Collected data

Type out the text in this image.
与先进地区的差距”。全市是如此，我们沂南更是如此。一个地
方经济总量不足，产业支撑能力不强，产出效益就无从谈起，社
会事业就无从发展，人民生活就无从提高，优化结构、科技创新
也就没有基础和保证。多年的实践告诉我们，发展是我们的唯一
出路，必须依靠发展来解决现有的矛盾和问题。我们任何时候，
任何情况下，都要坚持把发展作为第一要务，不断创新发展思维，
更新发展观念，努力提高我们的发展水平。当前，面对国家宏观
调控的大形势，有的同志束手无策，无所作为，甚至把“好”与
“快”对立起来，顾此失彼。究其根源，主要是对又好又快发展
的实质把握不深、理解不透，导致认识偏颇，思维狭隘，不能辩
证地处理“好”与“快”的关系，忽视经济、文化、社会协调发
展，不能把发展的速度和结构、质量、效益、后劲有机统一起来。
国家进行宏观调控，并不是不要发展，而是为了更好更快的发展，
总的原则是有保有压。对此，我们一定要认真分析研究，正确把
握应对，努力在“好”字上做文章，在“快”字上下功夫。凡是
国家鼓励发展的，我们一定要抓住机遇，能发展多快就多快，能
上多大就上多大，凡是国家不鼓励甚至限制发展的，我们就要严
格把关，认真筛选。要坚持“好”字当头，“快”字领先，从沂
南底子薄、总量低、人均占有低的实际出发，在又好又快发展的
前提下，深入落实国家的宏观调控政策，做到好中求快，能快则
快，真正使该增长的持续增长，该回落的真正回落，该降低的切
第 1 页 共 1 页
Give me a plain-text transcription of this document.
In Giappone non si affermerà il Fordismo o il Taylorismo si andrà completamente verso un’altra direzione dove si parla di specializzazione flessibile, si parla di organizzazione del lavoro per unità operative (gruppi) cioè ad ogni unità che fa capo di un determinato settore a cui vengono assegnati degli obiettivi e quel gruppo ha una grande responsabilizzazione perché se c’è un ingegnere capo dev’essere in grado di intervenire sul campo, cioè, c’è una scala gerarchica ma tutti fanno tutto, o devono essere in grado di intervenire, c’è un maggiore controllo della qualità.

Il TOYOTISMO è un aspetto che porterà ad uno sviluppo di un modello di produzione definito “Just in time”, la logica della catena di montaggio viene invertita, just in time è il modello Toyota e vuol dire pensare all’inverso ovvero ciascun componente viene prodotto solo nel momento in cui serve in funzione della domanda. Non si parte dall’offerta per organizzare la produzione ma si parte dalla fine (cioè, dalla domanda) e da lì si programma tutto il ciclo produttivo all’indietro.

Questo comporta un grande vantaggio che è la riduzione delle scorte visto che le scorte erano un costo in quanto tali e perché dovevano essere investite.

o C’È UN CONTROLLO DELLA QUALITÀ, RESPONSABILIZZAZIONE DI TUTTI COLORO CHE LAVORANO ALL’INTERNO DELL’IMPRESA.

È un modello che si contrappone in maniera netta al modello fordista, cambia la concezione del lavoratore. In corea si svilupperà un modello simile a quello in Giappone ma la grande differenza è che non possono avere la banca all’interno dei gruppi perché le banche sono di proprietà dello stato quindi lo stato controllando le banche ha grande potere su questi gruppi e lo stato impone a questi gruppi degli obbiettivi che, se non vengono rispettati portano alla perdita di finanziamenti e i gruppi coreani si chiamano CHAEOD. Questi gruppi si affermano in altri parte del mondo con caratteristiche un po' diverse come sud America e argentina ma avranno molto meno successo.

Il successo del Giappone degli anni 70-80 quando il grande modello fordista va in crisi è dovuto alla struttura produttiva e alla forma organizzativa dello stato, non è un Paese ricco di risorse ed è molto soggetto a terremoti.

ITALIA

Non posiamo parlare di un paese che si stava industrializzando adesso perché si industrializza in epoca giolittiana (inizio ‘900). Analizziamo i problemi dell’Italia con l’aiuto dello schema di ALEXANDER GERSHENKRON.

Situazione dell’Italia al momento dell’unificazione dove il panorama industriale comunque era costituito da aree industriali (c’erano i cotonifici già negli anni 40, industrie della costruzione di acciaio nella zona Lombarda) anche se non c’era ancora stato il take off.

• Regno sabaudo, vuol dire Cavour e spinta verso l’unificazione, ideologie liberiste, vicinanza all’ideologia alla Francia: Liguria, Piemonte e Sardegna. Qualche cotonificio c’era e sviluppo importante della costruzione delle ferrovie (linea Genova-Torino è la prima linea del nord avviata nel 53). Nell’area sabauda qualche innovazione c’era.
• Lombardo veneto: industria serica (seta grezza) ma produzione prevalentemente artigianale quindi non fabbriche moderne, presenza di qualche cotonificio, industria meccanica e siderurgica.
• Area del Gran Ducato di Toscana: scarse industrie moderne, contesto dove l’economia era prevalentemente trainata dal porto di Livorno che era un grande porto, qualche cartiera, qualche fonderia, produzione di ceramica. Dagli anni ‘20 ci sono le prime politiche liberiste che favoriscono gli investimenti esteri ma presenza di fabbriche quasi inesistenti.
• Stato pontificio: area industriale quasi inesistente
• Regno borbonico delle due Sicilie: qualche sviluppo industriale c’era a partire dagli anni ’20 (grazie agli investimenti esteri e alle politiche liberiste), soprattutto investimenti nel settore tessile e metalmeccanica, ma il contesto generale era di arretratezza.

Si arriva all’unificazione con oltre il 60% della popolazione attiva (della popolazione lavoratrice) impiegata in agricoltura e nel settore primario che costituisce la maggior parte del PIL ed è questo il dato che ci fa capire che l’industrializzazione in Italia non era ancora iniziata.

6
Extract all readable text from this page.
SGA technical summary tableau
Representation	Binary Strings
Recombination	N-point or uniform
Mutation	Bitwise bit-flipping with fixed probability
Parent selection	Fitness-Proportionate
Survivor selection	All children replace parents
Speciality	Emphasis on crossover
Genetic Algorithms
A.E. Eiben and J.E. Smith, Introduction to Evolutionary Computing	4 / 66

What to work on:
Extract every line containing the string "vuol" from the material.

Worked answer:
Il TOYOTISMO è un aspetto che porterà ad uno sviluppo di un modello di produzione definito “Just in time”, la logica della catena di montaggio viene invertita, just in time è il modello Toyota e vuol dire pensare all’inverso ovvero ciascun componente viene prodotto solo nel momento in cui serve in funzione della domanda. Non si parte dall’offerta per organizzare la produzione ma si parte dalla fine (cioè, dalla domanda) e da lì si programma tutto il ciclo produttivo all’indietro.
• Regno sabaudo, vuol dire Cavour e spinta verso l’unificazione, ideologie liberiste, vicinanza all’ideologia alla Francia: Liguria, Piemonte e Sardegna. Qualche cotonificio c’era e sviluppo importante della costruzione delle ferrovie (linea Genova-Torino è la prima linea del nord avviata nel 53). Nell’area sabauda qualche innovazione c’era.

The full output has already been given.